======== RECORDS TO PROCESS ========

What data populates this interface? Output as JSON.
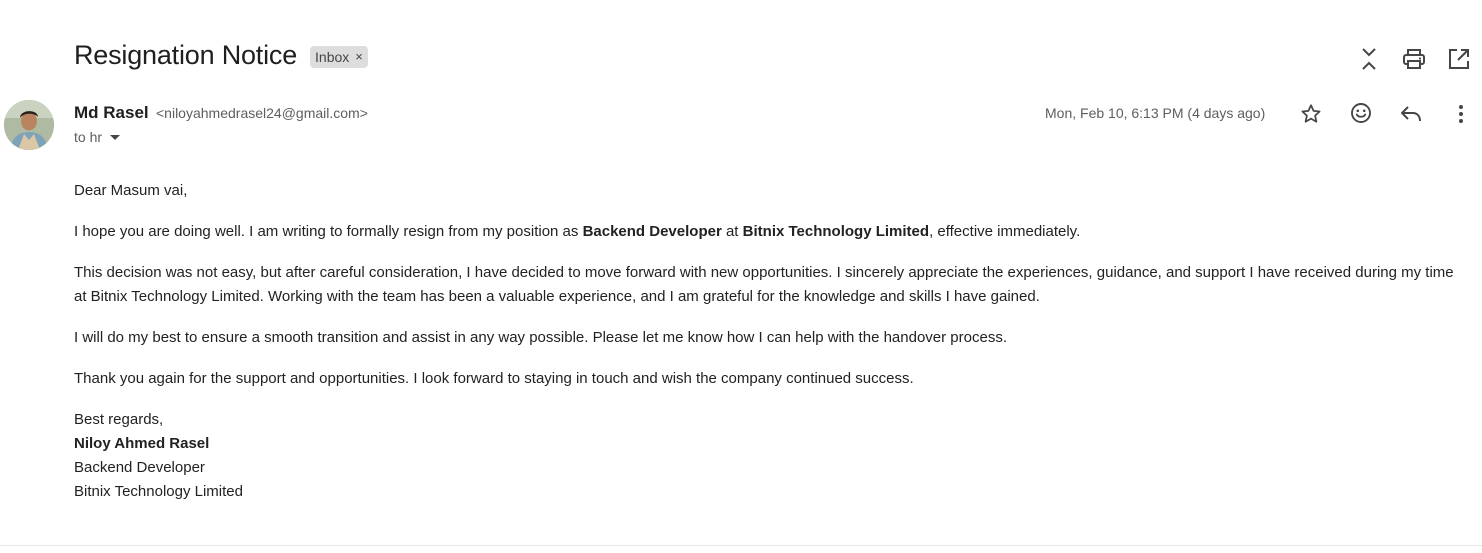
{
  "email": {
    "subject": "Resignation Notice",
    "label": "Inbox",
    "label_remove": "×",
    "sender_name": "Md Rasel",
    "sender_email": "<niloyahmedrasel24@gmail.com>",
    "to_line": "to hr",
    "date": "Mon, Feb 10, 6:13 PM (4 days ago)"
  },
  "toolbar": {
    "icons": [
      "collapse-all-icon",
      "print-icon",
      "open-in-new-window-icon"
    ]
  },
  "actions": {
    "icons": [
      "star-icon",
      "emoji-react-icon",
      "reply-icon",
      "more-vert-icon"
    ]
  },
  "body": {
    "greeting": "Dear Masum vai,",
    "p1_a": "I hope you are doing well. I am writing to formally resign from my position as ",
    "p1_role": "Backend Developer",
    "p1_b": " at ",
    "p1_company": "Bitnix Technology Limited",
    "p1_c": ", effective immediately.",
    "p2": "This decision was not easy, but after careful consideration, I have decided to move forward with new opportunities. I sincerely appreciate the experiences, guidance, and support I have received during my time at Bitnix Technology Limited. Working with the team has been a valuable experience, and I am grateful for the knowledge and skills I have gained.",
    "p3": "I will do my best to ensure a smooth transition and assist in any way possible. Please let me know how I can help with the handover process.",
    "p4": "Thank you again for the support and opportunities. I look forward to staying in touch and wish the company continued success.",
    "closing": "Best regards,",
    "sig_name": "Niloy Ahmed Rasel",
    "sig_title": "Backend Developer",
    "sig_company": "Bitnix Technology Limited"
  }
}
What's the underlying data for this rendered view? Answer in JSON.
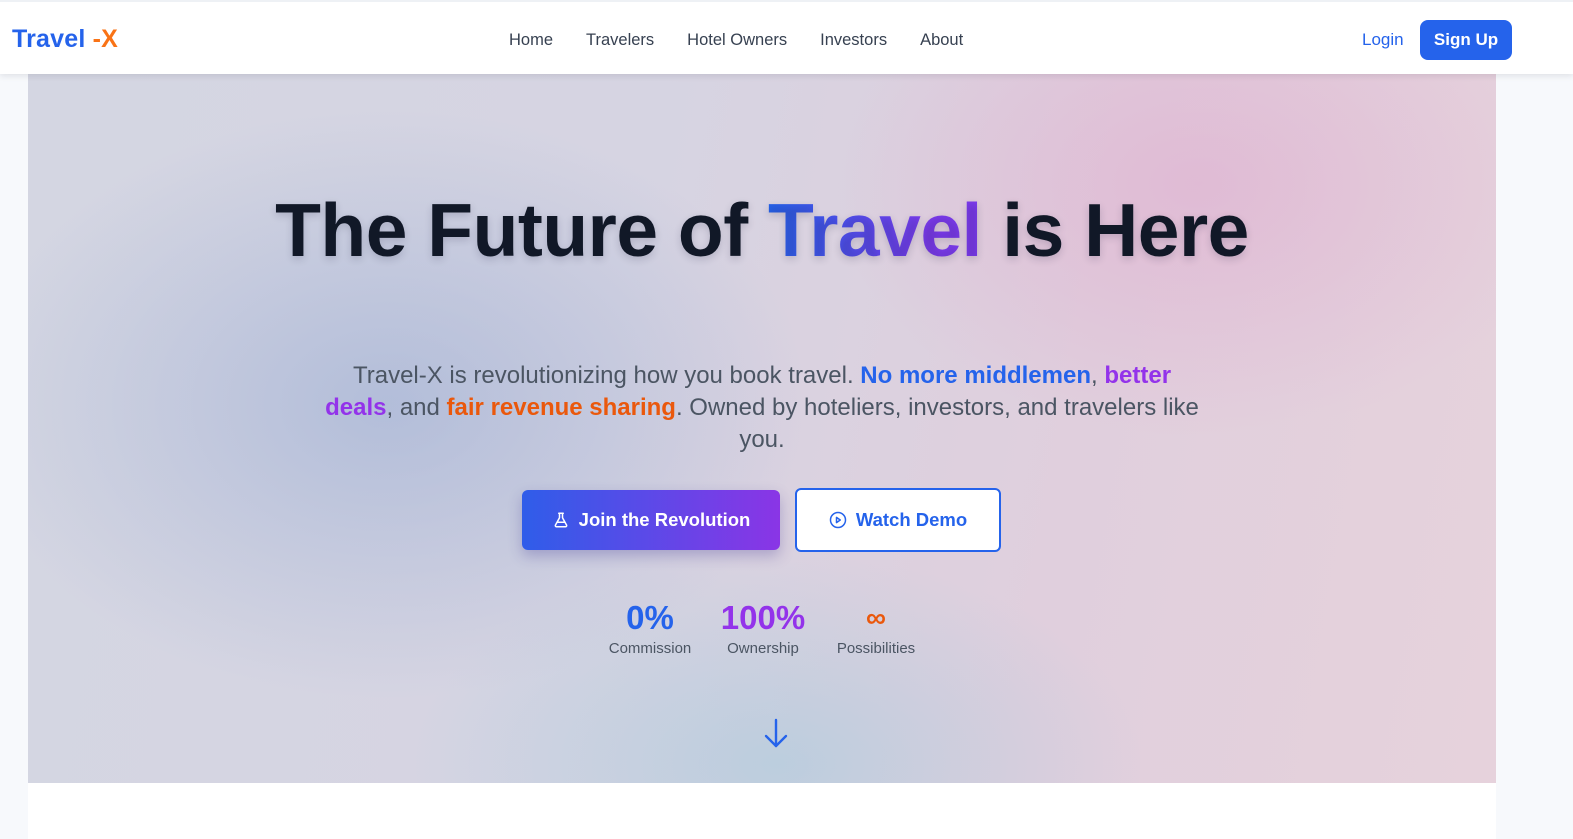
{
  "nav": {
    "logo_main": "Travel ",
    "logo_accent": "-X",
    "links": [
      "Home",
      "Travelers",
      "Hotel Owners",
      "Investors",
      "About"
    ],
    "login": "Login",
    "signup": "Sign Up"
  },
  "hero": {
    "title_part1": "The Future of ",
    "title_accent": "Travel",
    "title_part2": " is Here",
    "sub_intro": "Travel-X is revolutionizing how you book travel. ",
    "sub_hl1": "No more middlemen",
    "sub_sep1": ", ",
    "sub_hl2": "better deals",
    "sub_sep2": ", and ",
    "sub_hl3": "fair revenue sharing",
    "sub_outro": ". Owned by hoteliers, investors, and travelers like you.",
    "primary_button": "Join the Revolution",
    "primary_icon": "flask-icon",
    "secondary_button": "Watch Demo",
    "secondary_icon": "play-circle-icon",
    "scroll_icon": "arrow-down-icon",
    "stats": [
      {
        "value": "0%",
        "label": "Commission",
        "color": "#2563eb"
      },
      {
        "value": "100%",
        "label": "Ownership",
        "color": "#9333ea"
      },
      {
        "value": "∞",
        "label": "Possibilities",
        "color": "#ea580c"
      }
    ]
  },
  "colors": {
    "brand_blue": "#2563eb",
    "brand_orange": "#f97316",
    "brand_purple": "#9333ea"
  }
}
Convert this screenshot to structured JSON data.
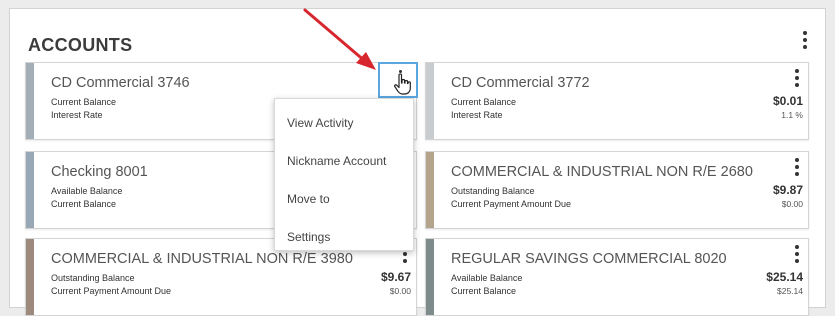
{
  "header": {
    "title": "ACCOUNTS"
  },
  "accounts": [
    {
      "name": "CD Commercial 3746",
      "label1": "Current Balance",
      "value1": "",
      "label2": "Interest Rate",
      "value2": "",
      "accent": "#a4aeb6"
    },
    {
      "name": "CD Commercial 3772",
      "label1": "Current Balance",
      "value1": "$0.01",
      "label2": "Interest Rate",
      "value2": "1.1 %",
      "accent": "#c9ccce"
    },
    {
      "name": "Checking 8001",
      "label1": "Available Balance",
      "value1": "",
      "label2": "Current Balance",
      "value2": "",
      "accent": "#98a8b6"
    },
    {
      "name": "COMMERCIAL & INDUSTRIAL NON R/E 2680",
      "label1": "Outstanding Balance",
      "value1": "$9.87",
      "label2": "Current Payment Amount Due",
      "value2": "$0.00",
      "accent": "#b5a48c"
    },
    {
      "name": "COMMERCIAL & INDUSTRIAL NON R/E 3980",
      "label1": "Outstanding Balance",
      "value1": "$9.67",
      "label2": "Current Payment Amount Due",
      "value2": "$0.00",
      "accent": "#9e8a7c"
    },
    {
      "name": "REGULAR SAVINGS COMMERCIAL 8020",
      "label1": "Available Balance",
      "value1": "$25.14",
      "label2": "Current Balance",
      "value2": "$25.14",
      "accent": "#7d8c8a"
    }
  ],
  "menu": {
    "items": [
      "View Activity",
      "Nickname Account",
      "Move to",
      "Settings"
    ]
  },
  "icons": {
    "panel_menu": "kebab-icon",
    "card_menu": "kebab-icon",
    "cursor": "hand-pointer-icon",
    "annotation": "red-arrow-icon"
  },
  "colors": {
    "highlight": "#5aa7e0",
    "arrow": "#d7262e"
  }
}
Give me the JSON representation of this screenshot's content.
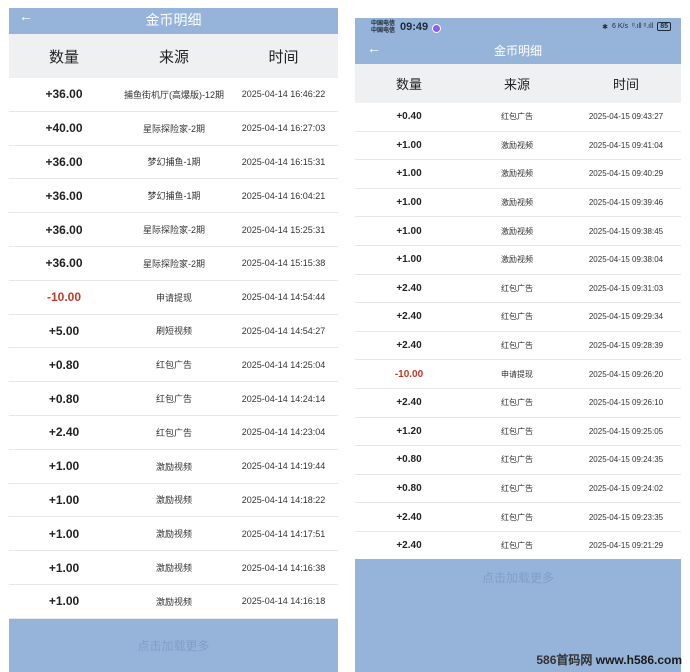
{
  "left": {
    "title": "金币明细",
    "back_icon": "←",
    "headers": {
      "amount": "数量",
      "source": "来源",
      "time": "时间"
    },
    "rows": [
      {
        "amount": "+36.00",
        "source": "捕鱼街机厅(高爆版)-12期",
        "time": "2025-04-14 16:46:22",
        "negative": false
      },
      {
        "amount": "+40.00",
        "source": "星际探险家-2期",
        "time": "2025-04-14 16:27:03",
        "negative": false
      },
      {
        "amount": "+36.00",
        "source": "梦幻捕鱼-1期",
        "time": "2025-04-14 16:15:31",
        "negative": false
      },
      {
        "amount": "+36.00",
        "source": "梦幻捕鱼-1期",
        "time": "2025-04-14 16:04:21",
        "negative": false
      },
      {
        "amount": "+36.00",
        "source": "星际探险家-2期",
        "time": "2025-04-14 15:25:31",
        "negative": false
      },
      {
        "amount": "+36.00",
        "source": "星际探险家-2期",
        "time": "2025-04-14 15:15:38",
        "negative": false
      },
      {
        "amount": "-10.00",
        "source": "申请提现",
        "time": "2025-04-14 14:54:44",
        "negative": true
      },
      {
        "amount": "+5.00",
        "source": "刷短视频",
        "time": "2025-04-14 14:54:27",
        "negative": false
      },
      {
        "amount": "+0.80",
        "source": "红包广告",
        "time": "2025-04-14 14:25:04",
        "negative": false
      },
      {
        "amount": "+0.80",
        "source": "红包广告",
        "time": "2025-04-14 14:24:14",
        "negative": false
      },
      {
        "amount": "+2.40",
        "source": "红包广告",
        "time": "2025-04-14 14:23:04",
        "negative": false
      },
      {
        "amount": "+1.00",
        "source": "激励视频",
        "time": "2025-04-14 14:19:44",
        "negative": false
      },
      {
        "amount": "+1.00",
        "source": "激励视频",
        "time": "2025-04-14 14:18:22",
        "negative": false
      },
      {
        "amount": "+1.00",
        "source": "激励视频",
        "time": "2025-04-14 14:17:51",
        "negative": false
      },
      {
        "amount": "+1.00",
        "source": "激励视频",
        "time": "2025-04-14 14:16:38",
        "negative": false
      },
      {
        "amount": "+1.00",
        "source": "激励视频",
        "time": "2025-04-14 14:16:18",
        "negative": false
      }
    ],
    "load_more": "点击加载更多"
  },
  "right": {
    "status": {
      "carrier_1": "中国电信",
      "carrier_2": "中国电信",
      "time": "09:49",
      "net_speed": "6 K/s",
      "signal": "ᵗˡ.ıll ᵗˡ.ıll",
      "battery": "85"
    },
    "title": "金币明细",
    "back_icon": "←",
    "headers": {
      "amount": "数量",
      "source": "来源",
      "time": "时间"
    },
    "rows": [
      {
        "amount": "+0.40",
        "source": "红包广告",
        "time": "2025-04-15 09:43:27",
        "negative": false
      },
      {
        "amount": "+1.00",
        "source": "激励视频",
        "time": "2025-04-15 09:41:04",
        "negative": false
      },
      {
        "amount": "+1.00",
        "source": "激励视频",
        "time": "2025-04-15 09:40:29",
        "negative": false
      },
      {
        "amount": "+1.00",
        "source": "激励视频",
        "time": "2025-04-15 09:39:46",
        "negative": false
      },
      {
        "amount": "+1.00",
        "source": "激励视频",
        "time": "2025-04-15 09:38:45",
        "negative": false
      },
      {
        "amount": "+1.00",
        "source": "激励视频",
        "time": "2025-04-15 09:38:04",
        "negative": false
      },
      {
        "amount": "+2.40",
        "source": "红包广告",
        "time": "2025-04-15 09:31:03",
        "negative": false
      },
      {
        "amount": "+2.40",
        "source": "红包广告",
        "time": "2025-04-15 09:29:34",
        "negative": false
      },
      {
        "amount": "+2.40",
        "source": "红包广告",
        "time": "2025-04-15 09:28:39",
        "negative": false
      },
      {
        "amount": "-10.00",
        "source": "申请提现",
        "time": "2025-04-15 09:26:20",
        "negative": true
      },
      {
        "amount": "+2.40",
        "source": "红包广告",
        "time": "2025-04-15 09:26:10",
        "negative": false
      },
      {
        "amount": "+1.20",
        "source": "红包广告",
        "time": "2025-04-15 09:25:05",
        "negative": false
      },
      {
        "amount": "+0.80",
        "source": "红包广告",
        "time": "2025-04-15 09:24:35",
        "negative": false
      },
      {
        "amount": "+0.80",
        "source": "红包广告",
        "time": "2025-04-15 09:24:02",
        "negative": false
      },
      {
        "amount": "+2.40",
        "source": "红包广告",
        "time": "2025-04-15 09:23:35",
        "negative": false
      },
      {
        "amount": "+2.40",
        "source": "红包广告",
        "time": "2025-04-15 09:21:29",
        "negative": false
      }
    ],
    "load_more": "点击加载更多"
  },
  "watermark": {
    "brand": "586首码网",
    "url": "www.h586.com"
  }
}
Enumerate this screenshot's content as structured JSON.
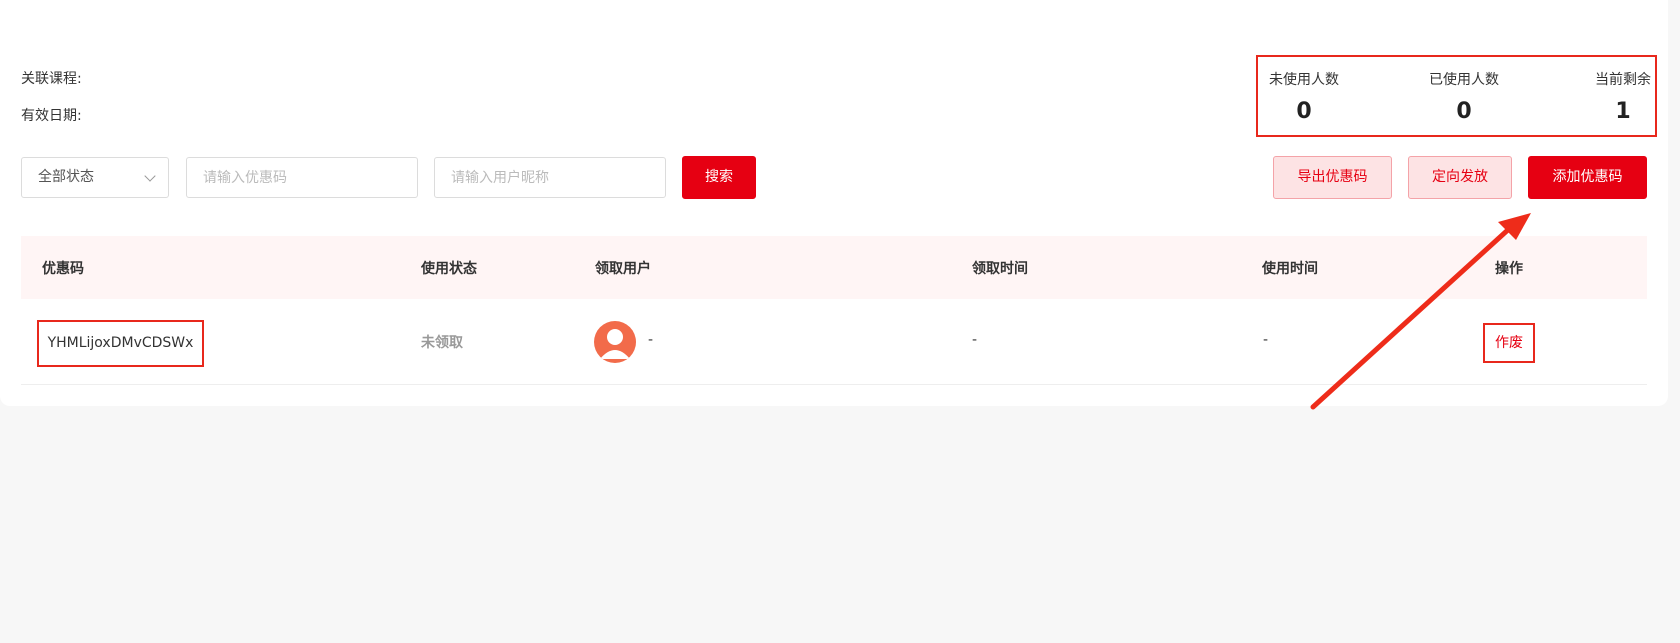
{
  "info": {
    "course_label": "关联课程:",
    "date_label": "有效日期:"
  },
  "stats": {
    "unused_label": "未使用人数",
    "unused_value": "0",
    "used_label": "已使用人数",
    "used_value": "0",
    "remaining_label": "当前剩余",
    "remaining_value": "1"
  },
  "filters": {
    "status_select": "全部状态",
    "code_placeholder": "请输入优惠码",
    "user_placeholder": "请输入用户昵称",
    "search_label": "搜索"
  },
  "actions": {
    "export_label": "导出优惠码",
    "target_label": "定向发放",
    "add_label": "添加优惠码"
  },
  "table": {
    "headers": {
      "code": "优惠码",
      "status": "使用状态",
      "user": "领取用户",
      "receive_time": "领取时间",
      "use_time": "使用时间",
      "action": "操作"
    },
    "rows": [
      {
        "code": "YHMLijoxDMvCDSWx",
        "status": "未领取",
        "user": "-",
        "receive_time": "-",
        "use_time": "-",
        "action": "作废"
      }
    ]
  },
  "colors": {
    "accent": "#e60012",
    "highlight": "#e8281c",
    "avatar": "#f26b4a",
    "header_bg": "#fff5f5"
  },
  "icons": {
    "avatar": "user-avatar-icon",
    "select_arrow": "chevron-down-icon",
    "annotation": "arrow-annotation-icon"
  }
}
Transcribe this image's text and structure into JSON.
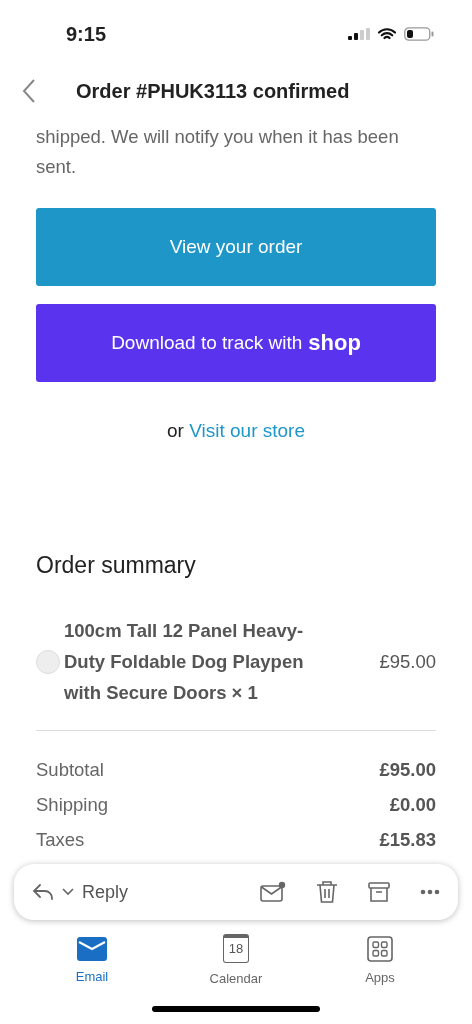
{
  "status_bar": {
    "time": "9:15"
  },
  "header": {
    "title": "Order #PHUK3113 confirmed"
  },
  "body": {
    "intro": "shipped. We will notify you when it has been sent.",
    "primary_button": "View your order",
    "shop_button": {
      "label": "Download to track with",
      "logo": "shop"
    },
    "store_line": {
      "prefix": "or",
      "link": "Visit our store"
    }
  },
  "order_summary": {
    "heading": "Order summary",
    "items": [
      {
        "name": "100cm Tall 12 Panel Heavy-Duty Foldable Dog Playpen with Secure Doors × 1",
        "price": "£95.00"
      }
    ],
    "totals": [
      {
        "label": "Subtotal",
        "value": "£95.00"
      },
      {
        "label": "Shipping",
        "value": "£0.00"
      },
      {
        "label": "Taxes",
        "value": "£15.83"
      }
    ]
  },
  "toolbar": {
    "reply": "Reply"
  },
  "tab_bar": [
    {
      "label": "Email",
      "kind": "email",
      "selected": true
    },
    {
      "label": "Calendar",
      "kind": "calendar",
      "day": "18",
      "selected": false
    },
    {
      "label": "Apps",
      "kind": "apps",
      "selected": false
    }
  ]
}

========

- **TASK BRIEF**
Take every line containing the word "Technology" and copy it.

- **SOLUTION**
    "p1_company": "Bitnix Technology Limited",
    "p2": "This decision was not easy, but after careful consideration, I have decided to move forward with new opportunities. I sincerely appreciate the experiences, guidance, and support I have received during my time at Bitnix Technology Limited. Working with the team has been a valuable experience, and I am grateful for the knowledge and skills I have gained.",
    "sig_company": "Bitnix Technology Limited"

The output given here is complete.